## WHAT IS NEEDED:
Wherever a line in the data below holds "Circles", copy that line.

## start DATA FOR PROCESSING

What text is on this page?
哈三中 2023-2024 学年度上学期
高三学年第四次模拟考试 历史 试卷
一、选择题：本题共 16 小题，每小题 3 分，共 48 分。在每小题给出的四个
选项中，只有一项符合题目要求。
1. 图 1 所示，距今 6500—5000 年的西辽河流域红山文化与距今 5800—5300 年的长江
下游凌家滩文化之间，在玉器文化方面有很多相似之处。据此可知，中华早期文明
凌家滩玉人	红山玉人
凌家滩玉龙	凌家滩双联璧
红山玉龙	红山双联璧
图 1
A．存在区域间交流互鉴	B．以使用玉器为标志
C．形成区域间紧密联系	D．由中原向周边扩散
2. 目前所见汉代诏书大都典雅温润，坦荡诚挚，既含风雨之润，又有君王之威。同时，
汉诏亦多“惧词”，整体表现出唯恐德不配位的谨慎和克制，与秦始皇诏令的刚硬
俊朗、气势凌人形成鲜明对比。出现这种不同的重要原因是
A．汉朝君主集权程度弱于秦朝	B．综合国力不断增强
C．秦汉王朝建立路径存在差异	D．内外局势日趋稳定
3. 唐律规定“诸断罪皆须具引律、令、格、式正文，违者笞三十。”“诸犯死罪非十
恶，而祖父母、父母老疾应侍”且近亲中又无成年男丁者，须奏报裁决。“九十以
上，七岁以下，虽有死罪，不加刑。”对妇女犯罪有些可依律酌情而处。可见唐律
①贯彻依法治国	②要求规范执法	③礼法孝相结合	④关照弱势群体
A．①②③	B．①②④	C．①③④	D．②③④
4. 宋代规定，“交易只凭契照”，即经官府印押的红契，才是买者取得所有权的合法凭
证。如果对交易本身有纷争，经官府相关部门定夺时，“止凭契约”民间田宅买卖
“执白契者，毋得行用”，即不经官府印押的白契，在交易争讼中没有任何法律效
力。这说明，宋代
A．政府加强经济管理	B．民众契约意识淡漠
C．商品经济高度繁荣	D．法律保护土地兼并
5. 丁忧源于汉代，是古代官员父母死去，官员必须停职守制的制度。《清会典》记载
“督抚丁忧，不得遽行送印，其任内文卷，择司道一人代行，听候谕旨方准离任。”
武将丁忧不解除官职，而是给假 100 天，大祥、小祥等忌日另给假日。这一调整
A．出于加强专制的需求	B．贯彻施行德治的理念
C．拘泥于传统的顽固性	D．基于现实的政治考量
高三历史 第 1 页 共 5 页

## end DATA FOR PROCESSING
## start DATA FOR PROCESSING

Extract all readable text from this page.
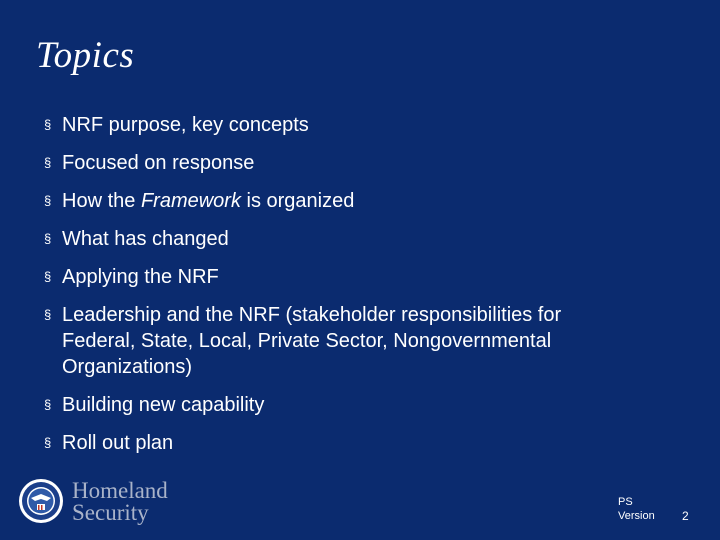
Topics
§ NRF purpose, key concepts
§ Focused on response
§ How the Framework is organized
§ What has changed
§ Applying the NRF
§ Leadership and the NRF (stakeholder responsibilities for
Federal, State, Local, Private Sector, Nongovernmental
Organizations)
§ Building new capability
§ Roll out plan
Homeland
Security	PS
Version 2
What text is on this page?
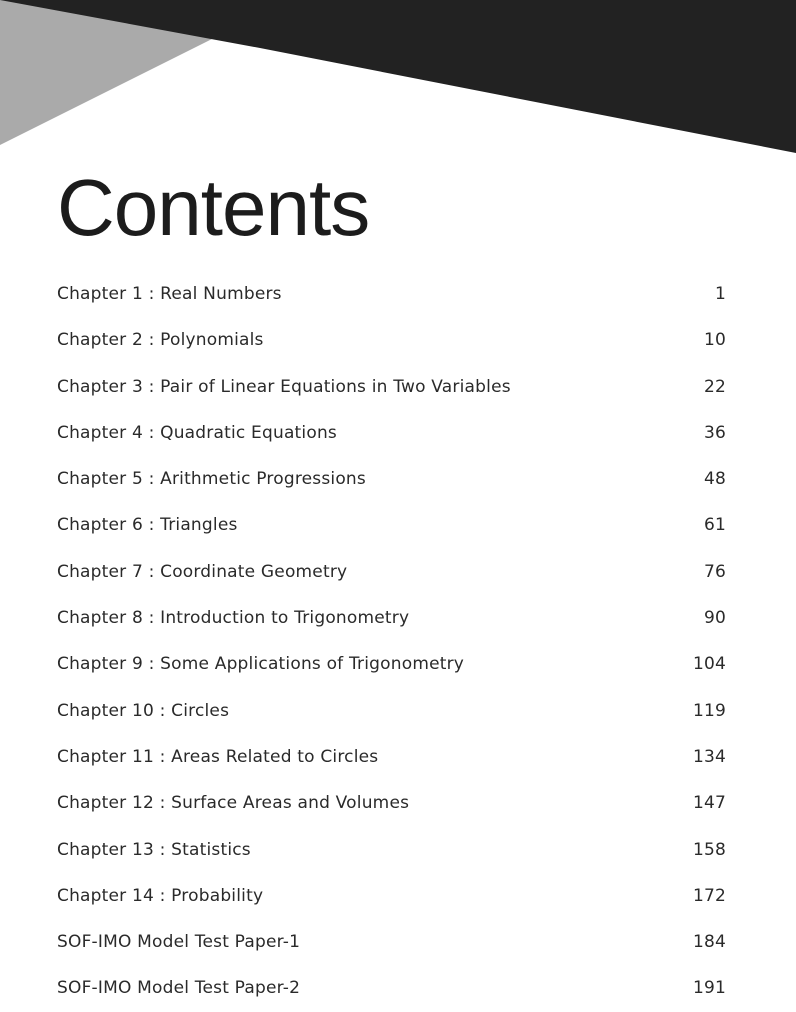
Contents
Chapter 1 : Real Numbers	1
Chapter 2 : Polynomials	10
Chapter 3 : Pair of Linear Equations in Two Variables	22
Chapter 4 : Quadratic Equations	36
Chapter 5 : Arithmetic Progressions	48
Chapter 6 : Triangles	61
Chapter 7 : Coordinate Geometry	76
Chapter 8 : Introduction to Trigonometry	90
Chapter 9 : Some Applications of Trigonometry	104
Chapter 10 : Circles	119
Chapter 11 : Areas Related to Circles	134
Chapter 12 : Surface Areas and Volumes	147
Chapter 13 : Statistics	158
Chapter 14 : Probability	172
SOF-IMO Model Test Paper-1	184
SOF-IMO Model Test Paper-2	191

## end DATA FOR PROCESSING

## THE OUTPUT:
Chapter 10 : Circles	119
Chapter 11 : Areas Related to Circles	134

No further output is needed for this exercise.